» GOAL
Reproduce verbatim the part of the items that opens with the line containing "question-circle-icon[interactable]: ? [253,34,276,56]" and closes with the line containing "estimate-unit-label: Est. devices", including both of those lines.

* Start *

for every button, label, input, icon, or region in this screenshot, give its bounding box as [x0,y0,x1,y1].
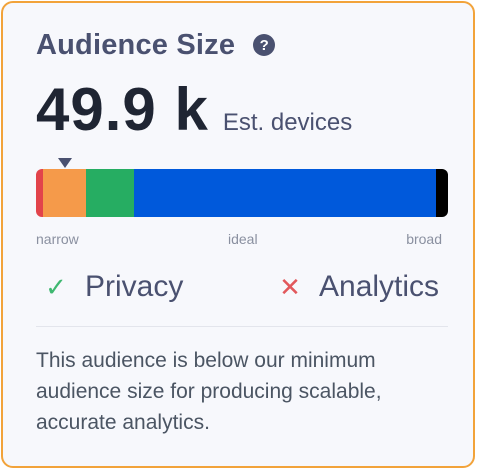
question-circle-icon[interactable]: ? [253,34,276,56]
analytics-label: Analytics [319,270,440,303]
audience-scale-bar [36,169,448,217]
scale-segment-too-narrow [36,169,43,217]
analytics-status: ✕ Analytics [275,265,439,309]
estimate-row: 49.9 k Est. devices [36,75,352,143]
scale-label-broad: broad [406,231,442,247]
estimate-unit-label: Est. devices [222,109,353,136]
scale-label-narrow: narrow [36,231,79,247]
audience-size-card: Audience Size ? 49.9 k Est. devices narr… [1,1,475,468]
scale-segment-too-broad [435,169,448,217]
privacy-label: Privacy [85,270,184,303]
scale-label-ideal: ideal [228,231,258,247]
title-row: Audience Size ? [36,25,276,65]
card-title: Audience Size [36,28,236,61]
privacy-status: ✓ Privacy [41,265,183,309]
scale-segment-ideal [134,169,436,217]
scale-segment-okay [86,169,135,217]
position-marker-icon [57,158,72,168]
close-icon: ✕ [279,271,301,302]
scale-segment-narrow [43,169,87,217]
audience-warning-message: This audience is below our minimum audie… [36,349,382,434]
estimate-value: 49.9 k [36,76,209,143]
divider [36,326,448,327]
check-icon: ✓ [45,271,67,302]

* End *

» ANSWER IN FULL
question-circle-icon[interactable]: ? [253,34,276,56]
analytics-label: Analytics [319,270,440,303]
audience-scale-bar [36,169,448,217]
scale-segment-too-narrow [36,169,43,217]
analytics-status: ✕ Analytics [275,265,439,309]
estimate-row: 49.9 k Est. devices [36,75,352,143]
scale-label-broad: broad [406,231,442,247]
estimate-unit-label: Est. devices [222,109,353,136]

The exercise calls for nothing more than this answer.